Recorded data
════

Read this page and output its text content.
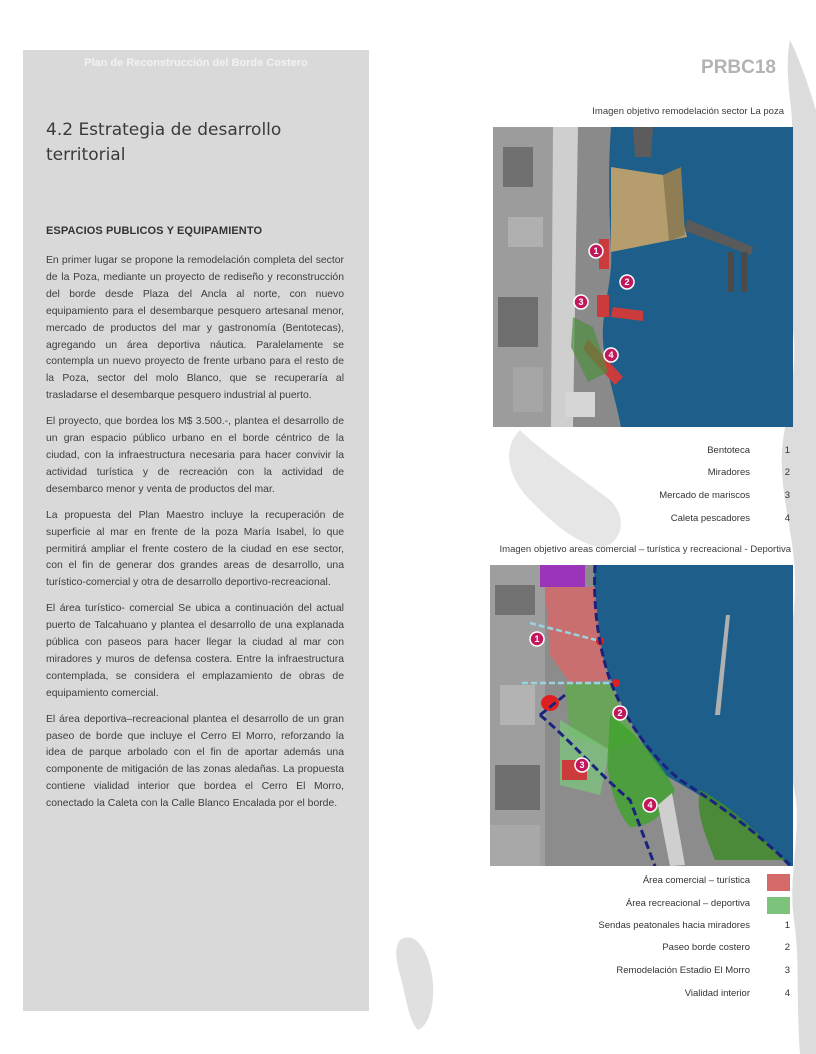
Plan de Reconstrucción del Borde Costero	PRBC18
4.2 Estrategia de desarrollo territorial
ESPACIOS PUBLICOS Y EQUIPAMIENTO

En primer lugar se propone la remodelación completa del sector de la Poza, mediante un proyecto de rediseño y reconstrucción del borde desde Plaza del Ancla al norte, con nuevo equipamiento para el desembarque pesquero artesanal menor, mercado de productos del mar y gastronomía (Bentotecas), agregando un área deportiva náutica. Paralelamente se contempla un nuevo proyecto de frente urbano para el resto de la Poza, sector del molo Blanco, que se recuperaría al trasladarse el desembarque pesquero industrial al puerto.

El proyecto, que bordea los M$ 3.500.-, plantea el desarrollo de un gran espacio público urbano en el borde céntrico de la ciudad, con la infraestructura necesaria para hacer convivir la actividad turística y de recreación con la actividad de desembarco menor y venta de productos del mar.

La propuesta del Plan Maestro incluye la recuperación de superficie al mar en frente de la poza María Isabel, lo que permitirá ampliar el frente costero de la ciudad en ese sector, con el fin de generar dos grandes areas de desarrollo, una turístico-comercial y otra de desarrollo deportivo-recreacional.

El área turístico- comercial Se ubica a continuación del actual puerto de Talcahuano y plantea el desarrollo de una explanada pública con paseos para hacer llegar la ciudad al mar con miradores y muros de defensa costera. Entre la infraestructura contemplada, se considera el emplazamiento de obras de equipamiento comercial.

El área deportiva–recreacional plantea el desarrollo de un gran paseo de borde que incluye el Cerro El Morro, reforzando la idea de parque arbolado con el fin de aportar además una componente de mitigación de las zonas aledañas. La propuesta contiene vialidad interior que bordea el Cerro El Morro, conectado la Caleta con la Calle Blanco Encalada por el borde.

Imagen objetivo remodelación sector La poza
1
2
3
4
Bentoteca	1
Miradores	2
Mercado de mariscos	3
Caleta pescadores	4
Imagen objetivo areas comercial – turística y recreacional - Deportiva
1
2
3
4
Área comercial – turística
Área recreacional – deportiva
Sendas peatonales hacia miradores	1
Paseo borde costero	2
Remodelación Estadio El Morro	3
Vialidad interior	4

════

* Stated goal:
Using the records above, find and show each line with the string "Imagen".

* Full solution:
Imagen objetivo remodelación sector La poza
Imagen objetivo areas comercial – turística y recreacional - Deportiva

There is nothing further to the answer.